Give the count of lines in the data that include the string "Trưng", with no added remarks.
-=-=-=-=-
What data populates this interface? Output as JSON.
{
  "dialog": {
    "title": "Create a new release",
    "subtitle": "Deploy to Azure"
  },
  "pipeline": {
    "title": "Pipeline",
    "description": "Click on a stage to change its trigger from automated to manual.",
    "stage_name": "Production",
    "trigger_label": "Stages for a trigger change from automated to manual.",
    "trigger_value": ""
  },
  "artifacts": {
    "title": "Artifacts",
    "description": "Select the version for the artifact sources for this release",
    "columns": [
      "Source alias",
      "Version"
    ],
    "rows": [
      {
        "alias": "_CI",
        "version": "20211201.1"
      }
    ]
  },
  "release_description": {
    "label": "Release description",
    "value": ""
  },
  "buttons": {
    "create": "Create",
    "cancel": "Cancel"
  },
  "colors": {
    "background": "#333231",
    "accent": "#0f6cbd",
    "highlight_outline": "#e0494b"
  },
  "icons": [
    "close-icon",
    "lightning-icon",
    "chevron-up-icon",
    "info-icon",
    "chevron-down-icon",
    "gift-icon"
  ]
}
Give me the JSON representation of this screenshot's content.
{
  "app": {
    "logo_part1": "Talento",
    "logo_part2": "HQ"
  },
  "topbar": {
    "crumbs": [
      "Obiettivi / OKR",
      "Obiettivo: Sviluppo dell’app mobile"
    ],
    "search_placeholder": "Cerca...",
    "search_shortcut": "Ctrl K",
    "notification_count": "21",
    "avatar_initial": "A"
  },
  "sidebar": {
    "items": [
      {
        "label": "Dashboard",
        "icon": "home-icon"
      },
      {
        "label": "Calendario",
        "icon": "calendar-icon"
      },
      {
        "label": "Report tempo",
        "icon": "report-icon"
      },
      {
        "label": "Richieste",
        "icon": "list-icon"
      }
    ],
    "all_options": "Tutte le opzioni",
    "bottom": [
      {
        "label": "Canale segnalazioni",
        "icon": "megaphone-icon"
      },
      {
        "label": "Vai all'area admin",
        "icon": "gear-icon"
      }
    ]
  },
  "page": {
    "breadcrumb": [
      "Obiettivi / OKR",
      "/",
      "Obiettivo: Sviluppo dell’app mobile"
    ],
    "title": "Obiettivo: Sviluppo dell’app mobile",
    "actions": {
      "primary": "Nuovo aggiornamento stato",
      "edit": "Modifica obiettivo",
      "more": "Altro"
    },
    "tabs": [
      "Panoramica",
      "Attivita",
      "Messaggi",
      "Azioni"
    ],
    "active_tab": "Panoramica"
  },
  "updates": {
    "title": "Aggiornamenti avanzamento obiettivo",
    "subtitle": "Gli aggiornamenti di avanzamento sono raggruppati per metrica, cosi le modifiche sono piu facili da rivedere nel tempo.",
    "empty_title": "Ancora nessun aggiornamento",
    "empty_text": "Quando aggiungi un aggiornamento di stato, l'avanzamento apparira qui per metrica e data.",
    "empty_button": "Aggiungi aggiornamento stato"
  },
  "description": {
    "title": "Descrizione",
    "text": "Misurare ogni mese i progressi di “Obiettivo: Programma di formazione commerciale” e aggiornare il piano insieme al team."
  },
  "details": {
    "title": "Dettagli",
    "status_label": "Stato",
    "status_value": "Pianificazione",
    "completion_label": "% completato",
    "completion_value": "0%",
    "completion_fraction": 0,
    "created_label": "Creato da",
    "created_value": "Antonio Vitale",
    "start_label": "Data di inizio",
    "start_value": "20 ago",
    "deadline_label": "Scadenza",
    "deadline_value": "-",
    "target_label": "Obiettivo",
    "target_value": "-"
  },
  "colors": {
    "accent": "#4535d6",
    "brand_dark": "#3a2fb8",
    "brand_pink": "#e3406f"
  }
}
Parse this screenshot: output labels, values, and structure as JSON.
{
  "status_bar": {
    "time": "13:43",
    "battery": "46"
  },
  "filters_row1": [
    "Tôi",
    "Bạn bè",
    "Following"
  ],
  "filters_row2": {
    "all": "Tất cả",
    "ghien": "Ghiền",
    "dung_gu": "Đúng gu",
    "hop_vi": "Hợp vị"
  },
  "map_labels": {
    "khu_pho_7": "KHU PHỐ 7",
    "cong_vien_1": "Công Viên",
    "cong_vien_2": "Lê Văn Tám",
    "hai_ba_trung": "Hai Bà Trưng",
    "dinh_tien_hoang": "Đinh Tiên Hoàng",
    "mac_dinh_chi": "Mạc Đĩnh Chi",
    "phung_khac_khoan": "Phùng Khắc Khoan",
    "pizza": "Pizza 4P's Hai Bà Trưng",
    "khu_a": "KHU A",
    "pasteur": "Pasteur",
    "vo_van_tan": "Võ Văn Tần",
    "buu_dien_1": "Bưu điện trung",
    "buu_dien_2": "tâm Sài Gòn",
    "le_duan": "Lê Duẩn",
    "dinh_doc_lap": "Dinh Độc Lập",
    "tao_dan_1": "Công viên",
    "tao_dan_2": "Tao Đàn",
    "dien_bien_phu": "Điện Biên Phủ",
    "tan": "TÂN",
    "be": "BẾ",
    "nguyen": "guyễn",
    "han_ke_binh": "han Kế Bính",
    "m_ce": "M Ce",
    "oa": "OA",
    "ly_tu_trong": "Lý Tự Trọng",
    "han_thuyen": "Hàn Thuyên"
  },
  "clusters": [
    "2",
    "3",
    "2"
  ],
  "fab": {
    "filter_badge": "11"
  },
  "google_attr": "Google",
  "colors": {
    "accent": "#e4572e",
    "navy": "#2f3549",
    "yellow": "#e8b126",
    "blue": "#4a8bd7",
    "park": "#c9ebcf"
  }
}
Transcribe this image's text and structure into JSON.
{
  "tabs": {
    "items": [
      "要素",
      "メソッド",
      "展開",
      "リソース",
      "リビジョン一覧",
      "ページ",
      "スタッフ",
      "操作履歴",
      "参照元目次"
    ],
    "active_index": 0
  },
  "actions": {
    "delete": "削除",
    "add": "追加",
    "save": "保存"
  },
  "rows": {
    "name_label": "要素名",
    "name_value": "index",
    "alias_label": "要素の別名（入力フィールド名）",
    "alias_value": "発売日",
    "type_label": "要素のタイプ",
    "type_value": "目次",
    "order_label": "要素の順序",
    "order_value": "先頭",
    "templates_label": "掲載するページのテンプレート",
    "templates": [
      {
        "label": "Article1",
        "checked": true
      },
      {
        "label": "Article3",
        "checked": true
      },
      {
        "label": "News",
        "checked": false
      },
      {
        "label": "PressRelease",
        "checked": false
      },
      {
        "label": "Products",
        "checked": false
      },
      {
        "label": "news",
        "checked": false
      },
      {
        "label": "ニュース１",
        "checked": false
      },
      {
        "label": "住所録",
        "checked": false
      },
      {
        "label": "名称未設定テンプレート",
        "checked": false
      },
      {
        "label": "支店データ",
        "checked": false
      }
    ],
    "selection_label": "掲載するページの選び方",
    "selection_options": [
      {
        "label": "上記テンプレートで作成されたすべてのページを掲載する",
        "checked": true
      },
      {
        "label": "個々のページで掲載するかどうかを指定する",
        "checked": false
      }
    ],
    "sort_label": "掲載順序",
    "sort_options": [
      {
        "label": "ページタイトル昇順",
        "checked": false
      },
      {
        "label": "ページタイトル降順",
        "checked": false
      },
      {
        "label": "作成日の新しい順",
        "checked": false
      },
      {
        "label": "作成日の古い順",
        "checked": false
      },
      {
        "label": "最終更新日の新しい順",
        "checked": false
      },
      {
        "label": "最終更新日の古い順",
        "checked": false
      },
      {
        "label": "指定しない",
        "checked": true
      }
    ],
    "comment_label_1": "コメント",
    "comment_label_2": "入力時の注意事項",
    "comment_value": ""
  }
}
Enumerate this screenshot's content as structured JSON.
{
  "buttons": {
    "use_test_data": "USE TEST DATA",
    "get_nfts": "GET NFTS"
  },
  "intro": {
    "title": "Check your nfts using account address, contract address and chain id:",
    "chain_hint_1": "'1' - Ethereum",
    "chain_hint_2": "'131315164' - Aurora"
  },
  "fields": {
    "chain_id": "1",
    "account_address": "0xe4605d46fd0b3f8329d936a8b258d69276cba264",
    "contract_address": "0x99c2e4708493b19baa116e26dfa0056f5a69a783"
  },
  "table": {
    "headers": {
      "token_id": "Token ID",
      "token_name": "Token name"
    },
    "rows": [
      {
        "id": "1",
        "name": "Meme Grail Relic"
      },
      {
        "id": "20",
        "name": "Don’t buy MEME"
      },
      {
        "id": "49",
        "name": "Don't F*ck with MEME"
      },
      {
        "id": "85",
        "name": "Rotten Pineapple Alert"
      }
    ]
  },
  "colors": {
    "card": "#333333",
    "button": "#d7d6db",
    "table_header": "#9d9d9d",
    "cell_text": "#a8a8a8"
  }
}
-=-=-=-=-
- TASK RESPONSE -
2